Faut-il pour autant se satisfaire de la situation actuelle ? Non, et ce pour trois raisons. D’abord, même si la charge de la dette a baissé, elle reste élevée (44,5 milliards en 2016). Une partie de cet argent pourrait être utilisée à des fins utiles socialement. Ensuite, parce que la période de taux bas ne va pas durer éternellement. Déjà la Banque centrale des États-Unis a commencé un mouvement de hausse de ses taux directeurs et même si la BCE refuse pour le moment d’en faire autant, arrivera un moment où la politique de QE prendra fin. Le risque est alors que la dette de la France soit victime de l’effet « boule de neige » : si le taux d’intérêt réel (défalqué de l’inflation) est supérieur au taux de croissance de l’économie, le rapport dette/PIB augmente mécaniquement et cela même si le déficit primaire (avant le paiement des intérêts de la dette) est nul. Ce processus avait été une des causes essentielles de l’aggravation de l’endettement dans les années 1990.

Mais surtout, la dette publique est aujourd’hui sous l’emprise des marchés financiers. Or l’expérience du gouvernement Syriza a montré qu’un pays voulant rompre avec le néolibéralisme pourrait être victime d’un étranglement financier. Il y a donc fort à parier que l’arrivée en France d’un gouvernement de gauche voulant engager un processus de transformation sociale et écologique serait victime d’un tel étranglement qui se traduirait immédiatement par une hausse des taux auxquels la France emprunterait.

Le recours aux marchés : un choix politique

Après la seconde guerre mondiale, la France instaure une série de dispositifs qui rendront inutiles le recours au marché des capitaux3. La mise en place d’une collecte centralisée de l’épargne vers le Trésor public – le circuit du Trésor -, rendue possible par le contrôle du système bancaire, permet de drainer les ressources dont la puissance publique a besoin. Deux dispositifs complètent le système : l’obligation pour les banques de détenir une quantité de bons du Trésor rémunérés à un taux fixé par l’État – procédé dit « des planchers » – et la possibilité pour le Trésor de demander des avances à la Banque de France.

La mise en place d’un marché de la dette publique s’effectue progressivement au fur et à mesure des progrès de la déréglementation financière. Le circuit du Trésor est petit à petit démantelé à partir des années 1960. Les « planchers » sont supprimés dès 1967 et la dérèglementation financière réalisée en 1985 par Pierre Bérégovoy parachève le processus de libéralisation mise œuvre depuis une vingtaine d’années. En 1993, la loi sur l’indépendance de la Banque de France suite à l’adoption du traité de Maastricht supprime le régime des avances directes au Trésor4.

L’existence d’un marché de la dette publique est donc le résultat d’un choix politique qui vise à faire de l’État un emprunteur comme un autre. L’objectif est de le mettre sous la pression des marchés financiers et ainsi de le discipliner. Pour pouvoir emprunter à des taux raisonnables sur le marché, l’État doit se plier aux désirs des investisseurs. La dette publique devient ainsi un élément fondamental de la domination des marchés.

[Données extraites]
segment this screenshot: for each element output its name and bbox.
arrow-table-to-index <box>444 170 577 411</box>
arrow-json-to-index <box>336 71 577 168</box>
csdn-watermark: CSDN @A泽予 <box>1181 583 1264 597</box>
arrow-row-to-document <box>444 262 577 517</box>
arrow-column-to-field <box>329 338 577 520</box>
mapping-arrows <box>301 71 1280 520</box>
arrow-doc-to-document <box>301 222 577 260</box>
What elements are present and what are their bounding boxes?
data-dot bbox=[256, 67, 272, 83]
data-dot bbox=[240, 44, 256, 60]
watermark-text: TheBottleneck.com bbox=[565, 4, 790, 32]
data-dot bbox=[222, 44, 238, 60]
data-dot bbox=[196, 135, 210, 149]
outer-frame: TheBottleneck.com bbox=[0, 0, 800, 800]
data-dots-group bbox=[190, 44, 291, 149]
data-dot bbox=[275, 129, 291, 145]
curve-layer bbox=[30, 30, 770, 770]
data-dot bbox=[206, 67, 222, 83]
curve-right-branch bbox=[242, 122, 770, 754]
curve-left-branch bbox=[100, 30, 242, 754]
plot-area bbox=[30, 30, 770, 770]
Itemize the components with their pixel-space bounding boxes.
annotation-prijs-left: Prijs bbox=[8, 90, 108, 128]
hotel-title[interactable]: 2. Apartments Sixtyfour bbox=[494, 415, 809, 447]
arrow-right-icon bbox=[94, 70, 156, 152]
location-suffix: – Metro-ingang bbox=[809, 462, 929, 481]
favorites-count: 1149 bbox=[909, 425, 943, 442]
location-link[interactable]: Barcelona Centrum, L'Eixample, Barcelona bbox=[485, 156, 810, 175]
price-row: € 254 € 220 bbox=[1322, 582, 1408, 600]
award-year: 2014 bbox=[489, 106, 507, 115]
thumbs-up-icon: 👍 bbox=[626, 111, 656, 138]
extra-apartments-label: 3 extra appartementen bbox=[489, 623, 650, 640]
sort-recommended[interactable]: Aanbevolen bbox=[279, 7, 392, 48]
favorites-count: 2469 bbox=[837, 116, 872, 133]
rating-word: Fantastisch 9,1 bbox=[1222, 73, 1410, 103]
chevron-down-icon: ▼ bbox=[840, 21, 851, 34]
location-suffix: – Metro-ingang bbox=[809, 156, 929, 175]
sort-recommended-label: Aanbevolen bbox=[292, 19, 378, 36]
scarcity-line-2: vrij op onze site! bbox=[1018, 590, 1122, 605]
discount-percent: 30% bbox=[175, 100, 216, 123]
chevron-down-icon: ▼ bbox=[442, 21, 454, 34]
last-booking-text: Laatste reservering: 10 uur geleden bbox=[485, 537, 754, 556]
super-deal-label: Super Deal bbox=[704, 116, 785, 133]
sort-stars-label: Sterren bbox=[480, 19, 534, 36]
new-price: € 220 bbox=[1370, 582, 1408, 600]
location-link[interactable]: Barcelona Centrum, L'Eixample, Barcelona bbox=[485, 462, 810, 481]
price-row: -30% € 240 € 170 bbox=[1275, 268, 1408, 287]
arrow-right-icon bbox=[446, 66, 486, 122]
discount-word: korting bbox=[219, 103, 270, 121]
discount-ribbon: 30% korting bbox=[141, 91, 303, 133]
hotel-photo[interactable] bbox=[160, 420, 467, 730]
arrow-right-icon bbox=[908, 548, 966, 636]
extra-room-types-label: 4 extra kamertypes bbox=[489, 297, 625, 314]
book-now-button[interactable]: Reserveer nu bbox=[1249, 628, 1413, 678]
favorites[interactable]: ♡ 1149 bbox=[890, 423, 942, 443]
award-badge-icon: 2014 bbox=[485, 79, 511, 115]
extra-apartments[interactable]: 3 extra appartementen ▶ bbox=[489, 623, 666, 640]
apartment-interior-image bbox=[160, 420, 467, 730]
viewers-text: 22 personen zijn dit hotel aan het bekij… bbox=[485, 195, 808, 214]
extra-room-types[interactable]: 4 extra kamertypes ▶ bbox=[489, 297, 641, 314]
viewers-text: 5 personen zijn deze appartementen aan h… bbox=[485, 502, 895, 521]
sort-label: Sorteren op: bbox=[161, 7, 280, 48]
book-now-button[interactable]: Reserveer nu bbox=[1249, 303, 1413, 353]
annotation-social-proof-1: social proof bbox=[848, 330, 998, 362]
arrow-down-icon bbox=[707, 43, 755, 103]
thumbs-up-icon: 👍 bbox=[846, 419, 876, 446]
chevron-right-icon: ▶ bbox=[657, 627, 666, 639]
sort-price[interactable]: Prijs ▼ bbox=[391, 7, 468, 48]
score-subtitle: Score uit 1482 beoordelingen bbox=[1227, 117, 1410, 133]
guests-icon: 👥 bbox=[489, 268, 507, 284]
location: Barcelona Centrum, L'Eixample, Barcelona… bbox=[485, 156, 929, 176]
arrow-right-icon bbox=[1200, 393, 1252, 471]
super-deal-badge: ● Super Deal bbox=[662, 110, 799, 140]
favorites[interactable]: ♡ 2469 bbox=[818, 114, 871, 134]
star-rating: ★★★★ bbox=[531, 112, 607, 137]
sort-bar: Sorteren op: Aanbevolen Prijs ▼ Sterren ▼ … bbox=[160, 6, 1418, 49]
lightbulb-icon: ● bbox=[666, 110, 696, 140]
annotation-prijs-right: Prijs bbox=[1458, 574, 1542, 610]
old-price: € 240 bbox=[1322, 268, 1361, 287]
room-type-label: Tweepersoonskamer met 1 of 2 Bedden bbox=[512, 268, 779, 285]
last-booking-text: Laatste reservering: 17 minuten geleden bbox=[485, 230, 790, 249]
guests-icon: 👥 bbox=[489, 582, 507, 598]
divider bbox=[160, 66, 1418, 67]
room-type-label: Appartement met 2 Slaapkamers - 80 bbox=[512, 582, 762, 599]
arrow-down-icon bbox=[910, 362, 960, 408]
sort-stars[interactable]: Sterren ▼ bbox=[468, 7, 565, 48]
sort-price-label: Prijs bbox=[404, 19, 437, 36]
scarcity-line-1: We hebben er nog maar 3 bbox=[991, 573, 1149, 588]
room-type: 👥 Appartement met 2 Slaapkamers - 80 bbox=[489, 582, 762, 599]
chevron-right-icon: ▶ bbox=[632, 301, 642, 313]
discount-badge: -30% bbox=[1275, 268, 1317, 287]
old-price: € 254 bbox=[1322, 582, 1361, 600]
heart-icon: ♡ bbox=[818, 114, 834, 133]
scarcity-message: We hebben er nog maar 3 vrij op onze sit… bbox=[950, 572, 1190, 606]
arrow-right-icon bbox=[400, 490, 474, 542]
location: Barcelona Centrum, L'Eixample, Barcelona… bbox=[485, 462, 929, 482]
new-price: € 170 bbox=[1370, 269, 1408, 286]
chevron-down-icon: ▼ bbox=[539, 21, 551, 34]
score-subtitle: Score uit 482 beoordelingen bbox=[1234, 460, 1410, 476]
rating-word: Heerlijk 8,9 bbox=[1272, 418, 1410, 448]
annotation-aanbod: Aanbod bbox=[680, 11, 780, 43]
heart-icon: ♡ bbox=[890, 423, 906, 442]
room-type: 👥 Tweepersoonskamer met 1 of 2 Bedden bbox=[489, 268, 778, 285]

> [Travail demandé]:
1. Selon le texte sur la dette publique, en quelle année les « planchers » ont-ils été supprimés ?
2. Prolongez le texte sur la dette publique en reprenant après sa dernière phrase.

> [Réponses]:
1. En 1967.

2.
Le traité de Maastricht inscrit cette nouvelle donne dans le marbre des traités européens. Les marchés financiers deviennent l’arbitre des équilibres budgétaires des pays de l’Union européenne ce qui a ainsi favorisé les mouvements spéculatifs à l’origine de la crise de la dette publique au printemps 2010. Cette crise s’est traduite par une augmentation considérable des taux auxquels certains pays étaient obligés d’emprunter sur les marchés, montant jusqu’à 12 % pour la Grèce… alors que les banques se refinancent à l’époque aux alentours de 1 % auprès de la BCE.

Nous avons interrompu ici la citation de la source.